-- start Input data --

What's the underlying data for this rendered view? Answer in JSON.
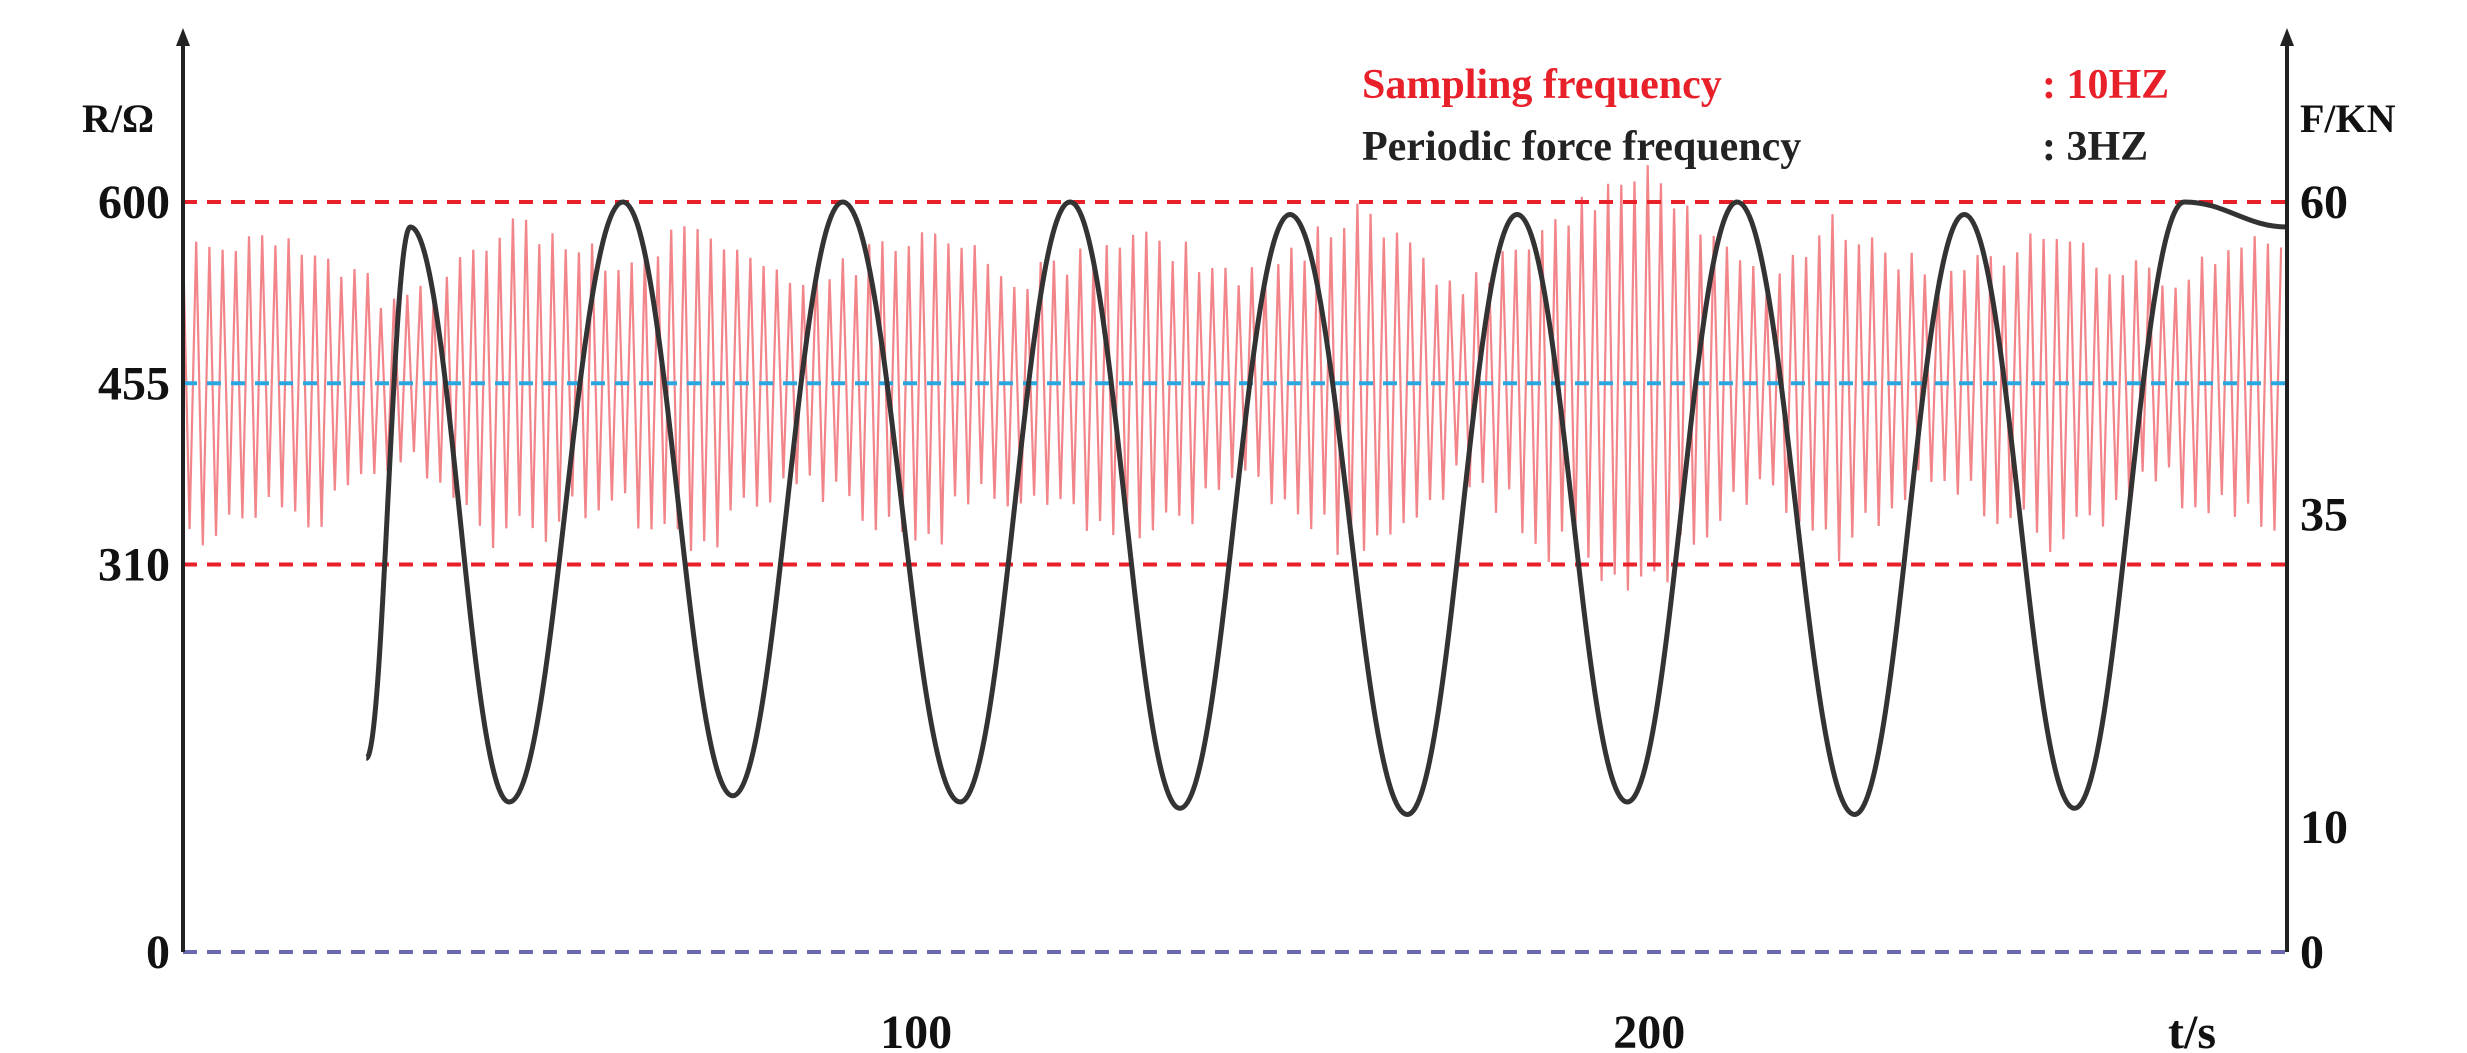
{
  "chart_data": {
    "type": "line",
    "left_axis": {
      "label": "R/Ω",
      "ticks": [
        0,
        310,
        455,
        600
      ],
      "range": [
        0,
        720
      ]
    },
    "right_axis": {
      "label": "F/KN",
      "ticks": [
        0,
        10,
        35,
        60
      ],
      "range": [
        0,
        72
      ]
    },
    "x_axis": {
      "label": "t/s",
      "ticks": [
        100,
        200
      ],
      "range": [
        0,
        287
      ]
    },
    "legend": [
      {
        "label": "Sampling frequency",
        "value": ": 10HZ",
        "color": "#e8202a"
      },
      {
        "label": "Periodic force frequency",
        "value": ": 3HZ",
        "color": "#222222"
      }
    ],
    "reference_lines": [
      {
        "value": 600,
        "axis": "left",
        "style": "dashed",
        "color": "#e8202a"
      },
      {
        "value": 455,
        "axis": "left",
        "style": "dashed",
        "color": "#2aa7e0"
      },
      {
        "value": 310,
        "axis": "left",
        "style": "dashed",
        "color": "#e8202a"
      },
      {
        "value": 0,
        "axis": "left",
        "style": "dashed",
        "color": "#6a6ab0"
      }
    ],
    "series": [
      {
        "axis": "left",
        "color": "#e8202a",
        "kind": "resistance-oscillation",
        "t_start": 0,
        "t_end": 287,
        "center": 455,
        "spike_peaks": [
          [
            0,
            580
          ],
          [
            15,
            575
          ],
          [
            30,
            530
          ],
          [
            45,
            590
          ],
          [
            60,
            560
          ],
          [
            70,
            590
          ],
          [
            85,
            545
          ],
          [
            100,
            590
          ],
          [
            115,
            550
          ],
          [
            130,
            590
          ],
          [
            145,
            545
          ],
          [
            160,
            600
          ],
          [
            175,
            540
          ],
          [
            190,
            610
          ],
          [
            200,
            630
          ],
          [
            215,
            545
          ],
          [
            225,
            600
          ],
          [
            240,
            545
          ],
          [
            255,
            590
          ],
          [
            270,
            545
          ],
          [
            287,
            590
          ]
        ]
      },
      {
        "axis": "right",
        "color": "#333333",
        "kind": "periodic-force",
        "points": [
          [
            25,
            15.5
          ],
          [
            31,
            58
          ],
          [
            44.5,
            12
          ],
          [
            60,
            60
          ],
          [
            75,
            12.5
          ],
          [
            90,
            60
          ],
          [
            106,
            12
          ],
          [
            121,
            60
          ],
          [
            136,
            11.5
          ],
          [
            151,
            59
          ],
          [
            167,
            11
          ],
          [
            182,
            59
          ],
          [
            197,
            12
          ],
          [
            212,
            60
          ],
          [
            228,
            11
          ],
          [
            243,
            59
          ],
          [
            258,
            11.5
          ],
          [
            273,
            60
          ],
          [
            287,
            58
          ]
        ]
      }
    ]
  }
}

-- end Input data --

Prompt — Return each full line of the entries that contains the word "force".

In response —
        "label": "Periodic force frequency",
        "kind": "periodic-force",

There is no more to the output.